_WRITTEN REQUEST:_
Please format every line of the items below as a JSON list of strings, one string per line, leaving out blank lines.
------------------------------------------------
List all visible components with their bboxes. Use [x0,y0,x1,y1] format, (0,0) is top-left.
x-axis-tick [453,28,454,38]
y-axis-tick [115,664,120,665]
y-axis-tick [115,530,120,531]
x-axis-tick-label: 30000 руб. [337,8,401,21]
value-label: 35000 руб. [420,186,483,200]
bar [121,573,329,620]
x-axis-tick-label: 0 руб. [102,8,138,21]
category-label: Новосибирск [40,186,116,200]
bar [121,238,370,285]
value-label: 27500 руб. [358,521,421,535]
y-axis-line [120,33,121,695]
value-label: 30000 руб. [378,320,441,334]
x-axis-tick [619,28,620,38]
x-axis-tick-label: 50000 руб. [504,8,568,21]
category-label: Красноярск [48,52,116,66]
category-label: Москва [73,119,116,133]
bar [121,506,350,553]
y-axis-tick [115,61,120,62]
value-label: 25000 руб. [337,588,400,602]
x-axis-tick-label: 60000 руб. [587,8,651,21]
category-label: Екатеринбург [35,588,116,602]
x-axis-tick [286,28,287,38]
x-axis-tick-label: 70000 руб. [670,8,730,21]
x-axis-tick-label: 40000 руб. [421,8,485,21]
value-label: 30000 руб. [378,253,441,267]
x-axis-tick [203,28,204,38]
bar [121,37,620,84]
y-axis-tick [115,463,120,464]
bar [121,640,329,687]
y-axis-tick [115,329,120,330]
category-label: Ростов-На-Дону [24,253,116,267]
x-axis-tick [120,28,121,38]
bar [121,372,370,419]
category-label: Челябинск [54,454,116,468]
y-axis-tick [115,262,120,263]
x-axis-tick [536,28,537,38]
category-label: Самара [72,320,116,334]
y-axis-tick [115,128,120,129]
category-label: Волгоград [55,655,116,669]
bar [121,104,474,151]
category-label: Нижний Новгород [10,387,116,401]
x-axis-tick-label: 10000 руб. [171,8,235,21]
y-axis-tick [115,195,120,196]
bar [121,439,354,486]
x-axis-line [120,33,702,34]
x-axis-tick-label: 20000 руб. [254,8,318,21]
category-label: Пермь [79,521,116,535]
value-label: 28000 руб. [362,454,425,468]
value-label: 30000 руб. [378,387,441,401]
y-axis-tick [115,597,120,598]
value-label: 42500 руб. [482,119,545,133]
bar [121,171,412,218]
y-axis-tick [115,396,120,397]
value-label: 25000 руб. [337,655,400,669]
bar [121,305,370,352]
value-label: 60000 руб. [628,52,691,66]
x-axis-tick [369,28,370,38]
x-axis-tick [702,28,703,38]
------------------------------------------------
_COMPLETE RESPONSE:_
[
  "List all visible components with their bboxes. Use [x0,y0,x1,y1] format, (0,0) is top-left.",
  "x-axis-tick [453,28,454,38]",
  "y-axis-tick [115,664,120,665]",
  "y-axis-tick [115,530,120,531]",
  "x-axis-tick-label: 30000 руб. [337,8,401,21]",
  "value-label: 35000 руб. [420,186,483,200]",
  "bar [121,573,329,620]",
  "x-axis-tick-label: 0 руб. [102,8,138,21]",
  "category-label: Новосибирск [40,186,116,200]",
  "bar [121,238,370,285]",
  "value-label: 27500 руб. [358,521,421,535]",
  "y-axis-line [120,33,121,695]",
  "value-label: 30000 руб. [378,320,441,334]",
  "x-axis-tick [619,28,620,38]",
  "x-axis-tick-label: 50000 руб. [504,8,568,21]",
  "category-label: Красноярск [48,52,116,66]",
  "category-label: Москва [73,119,116,133]",
  "bar [121,506,350,553]",
  "y-axis-tick [115,61,120,62]",
  "value-label: 25000 руб. [337,588,400,602]",
  "x-axis-tick-label: 60000 руб. [587,8,651,21]",
  "category-label: Екатеринбург [35,588,116,602]",
  "x-axis-tick [286,28,287,38]",
  "x-axis-tick-label: 70000 руб. [670,8,730,21]",
  "x-axis-tick-label: 40000 руб. [421,8,485,21]",
  "value-label: 30000 руб. [378,253,441,267]",
  "x-axis-tick [203,28,204,38]",
  "bar [121,37,620,84]",
  "y-axis-tick [115,463,120,464]",
  "bar [121,640,329,687]",
  "y-axis-tick [115,329,120,330]",
  "category-label: Ростов-На-Дону [24,253,116,267]",
  "x-axis-tick [120,28,121,38]",
  "bar [121,372,370,419]",
  "category-label: Челябинск [54,454,116,468]",
  "y-axis-tick [115,262,120,263]",
  "x-axis-tick [536,28,537,38]",
  "category-label: Самара [72,320,116,334]",
  "y-axis-tick [115,128,120,129]",
  "category-label: Волгоград [55,655,116,669]",
  "bar [121,104,474,151]",
  "category-label: Нижний Новгород [10,387,116,401]",
  "x-axis-tick-label: 10000 руб. [171,8,235,21]",
  "y-axis-tick [115,195,120,196]",
  "bar [121,439,354,486]",
  "x-axis-line [120,33,702,34]",
  "x-axis-tick-label: 20000 руб. [254,8,318,21]",
  "category-label: Пермь [79,521,116,535]",
  "value-label: 28000 руб. [362,454,425,468]",
  "value-label: 30000 руб. [378,387,441,401]",
  "y-axis-tick [115,597,120,598]",
  "value-label: 42500 руб. [482,119,545,133]",
  "bar [121,171,412,218]",
  "y-axis-tick [115,396,120,397]",
  "value-label: 25000 руб. [337,655,400,669]",
  "bar [121,305,370,352]",
  "value-label: 60000 руб. [628,52,691,66]",
  "x-axis-tick [369,28,370,38]",
  "x-axis-tick [702,28,703,38]"
]